Réécrivez le passage de l'extrait sur la coopération entre la Chine et l'Afrique qui s'ouvre sur les mots « En clair, les » et s'achève sur « davantage l’amitié sino-africaine. », en remplaçant « conciliabules » par « discussions ».

• [EXTRAIT CHOISI]
══════

Dans les faits, il faut bien dire que depuis les années 1950, les diplomaties du béton et du chéquier de la Chine Populaire ont bien construit l’Afrique. Dans les quatre coins du continent, stades, routes, autoroutes, ponts, adduction d’eau, barrages, bâtisses et autres ont été réalisé avec le concours de l’Empire du Milieu. Dans les faits au Cameroun, et pour ne pas aller loin dans l’histoire, l’autoroute Yaoundé – Nsimalen, la construction de l’immeuble siège de l’Assemblée Nationale, le financement et la réalisation du projet PAEPYS témoignent de la jutosité d’un partenariat fraternel.

L’accès aux ressources naturelles africaines, les nombreux marchés gagnés, le succès des produits chinois sur le continent ou encore la disposition des partenaires-alliés sur la scène internationale constituent bien ce que gagne la Chine et valide une coopération réciproquement bénéfique. Le gagnant-gagnant n’est donc pas une vue de l’esprit, au contraire, ce principe diplomatique chinois, ancien, participe au développement de l’Afrique et à lui donner sa dignité dans les relations internationales actuelles.

On a vu le Président Paul Biya aux sommets Etats-Unis – Afrique, Russie – Afrique … pensez-vous qu’il doive se rendre personnellement à Beijing ?

La réponse, c’est lui-même qui l’a donnée en 1986 en Allemagne lorsqu’il précisait que ‘’le Cameroun n’est la Chasse gardée de personne’’. Le numéro un camerounais restait ainsi fidèle à un principe fondateur de la diplomatie camerounaise à savoir le non alignement. A mon humble avis, l’art diplomatique du président Biya est l’un des pans de son magistère qui pourrait mettre la majorité d’accord. Ce qui est intéressant pour cet homme d’Etat, c’est coopérer avec des partenaires utiles pour le développement du pays et le bien-être des populations.

Aujourd’hui, la Chine est un ami fidèle et efficace, un partenaire clé du Cameroun dans pratiquement tous les domaines de la vie économique du pays bien que l’on puisse regretter que le déficit commercial entre les deux pays ait atteint 714 milliards de FCFA l’année dernière. Interrogé sur la présence chinoise au Cameroun et ce qu’apporte véritablement ce grand pays d’Asie à son pays, on se souvient tous de la réponse du président Biya en ces termes « beaucoup d’amitié, certains projets, on coopère, comme avec la France. La Chine n’enlève rien à personne » ; comme pour dire que le Cameroun est ouvert à tout partenaire crédible et utile.

En clair, les enjeux géopolitiques actuels, les enjeux de ce neuvième FOCAC, la place de la Chine dans l’économie camerounaise et ses goûts des grands rendez -vous internationaux amènent à croire que le Président Biya devrait tout logiquement rallier Beijing dans quelques jours pour qu’aux côtés de ses pairs, et à la fin des conciliabules, que brille davantage l’amitié sino-africaine.

Comment le Cameroun perçoit-il la « Small and Beautiful Initiative » ?

══════

• [EXTRAIT DE DONNÉES]

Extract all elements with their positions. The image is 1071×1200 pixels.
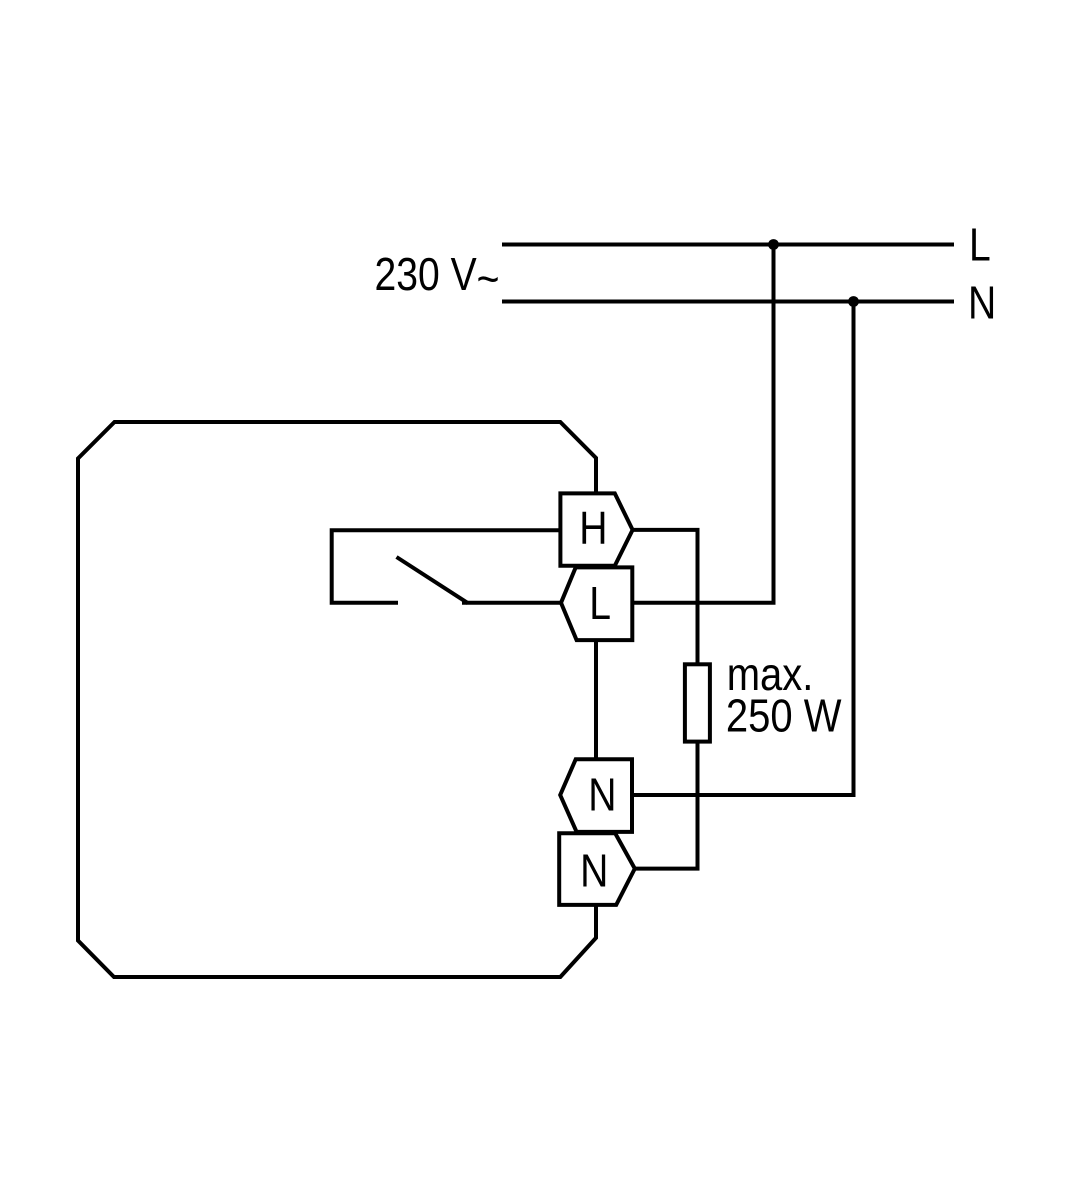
svg-text:L: L — [969, 219, 991, 271]
wire from N junction down to N terminal — [632, 302, 854, 796]
svg-text:N: N — [968, 278, 996, 330]
svg-text:250 W: 250 W — [726, 691, 842, 742]
resistor load max 250 W — [685, 664, 710, 741]
svg-text:N: N — [580, 845, 608, 897]
wire switch top connection to H terminal — [332, 530, 561, 603]
svg-text:H: H — [579, 503, 607, 555]
wire N supply line — [502, 300, 954, 304]
terminal H — [560, 493, 632, 565]
svg-text:230 V~: 230 V~ — [375, 249, 500, 305]
terminal N lower — [559, 833, 635, 905]
wire L supply line — [502, 243, 954, 247]
junction dot on L line — [768, 239, 779, 250]
terminal L — [561, 567, 632, 640]
terminal N upper — [560, 759, 632, 832]
svg-text:L: L — [589, 578, 611, 630]
svg-text:N: N — [588, 769, 616, 821]
switch S1 blade (open) — [397, 557, 469, 603]
wire switch output to L terminal point — [462, 601, 561, 605]
device outline (thermostat body, chamfered octagon) — [78, 422, 596, 977]
wire load resistor bottom to N terminal point — [635, 742, 698, 869]
junction dot on N line — [848, 296, 859, 307]
wire H terminal to load resistor top — [633, 530, 698, 664]
wire from L junction down to L terminal — [632, 245, 773, 603]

══════

• [SOLUTION PROPOSÉE]
En clair, les enjeux géopolitiques actuels, les enjeux de ce neuvième FOCAC, la place de la Chine dans l’économie camerounaise et ses goûts des grands rendez -vous internationaux amènent à croire que le Président Biya devrait tout logiquement rallier Beijing dans quelques jours pour qu’aux côtés de ses pairs, et à la fin des discussions, que brille davantage l’amitié sino-africaine.